Extracted records:
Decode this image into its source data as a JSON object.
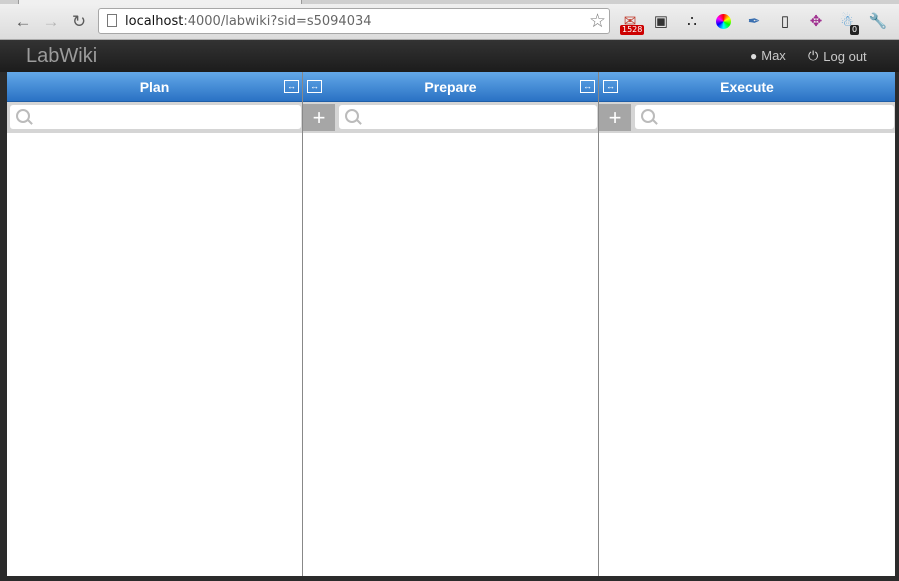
{
  "browser": {
    "url_host": "localhost",
    "url_rest": ":4000/labwiki?sid=s5094034",
    "back_icon": "back-arrow-icon",
    "forward_icon": "forward-arrow-icon",
    "reload_icon": "reload-icon",
    "bookmark_icon": "star-icon",
    "extensions": [
      {
        "name": "mail-extension-icon"
      },
      {
        "name": "evernote-icon"
      },
      {
        "name": "dots-extension-icon"
      },
      {
        "name": "color-wheel-icon"
      },
      {
        "name": "eyedropper-icon"
      },
      {
        "name": "mobile-icon"
      },
      {
        "name": "move-tool-icon"
      },
      {
        "name": "ghostery-icon"
      },
      {
        "name": "wrench-icon"
      }
    ],
    "badge_mail": "1528",
    "badge_ghost": "0"
  },
  "navbar": {
    "brand": "LabWiki",
    "user": "Max",
    "logout": "Log out"
  },
  "columns": [
    {
      "title": "Plan",
      "search_placeholder": ""
    },
    {
      "title": "Prepare",
      "search_placeholder": "",
      "add_label": "+"
    },
    {
      "title": "Execute",
      "search_placeholder": "",
      "add_label": "+"
    }
  ],
  "colors": {
    "header_top": "#63a8e8",
    "header_bottom": "#2a72c4",
    "navbar": "#1c1c1c"
  }
}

Work to do:
Identify the lines in the entries above that contain "title", then copy them out.

Finished answer:
      "title": "Plan",
      "title": "Prepare",
      "title": "Execute",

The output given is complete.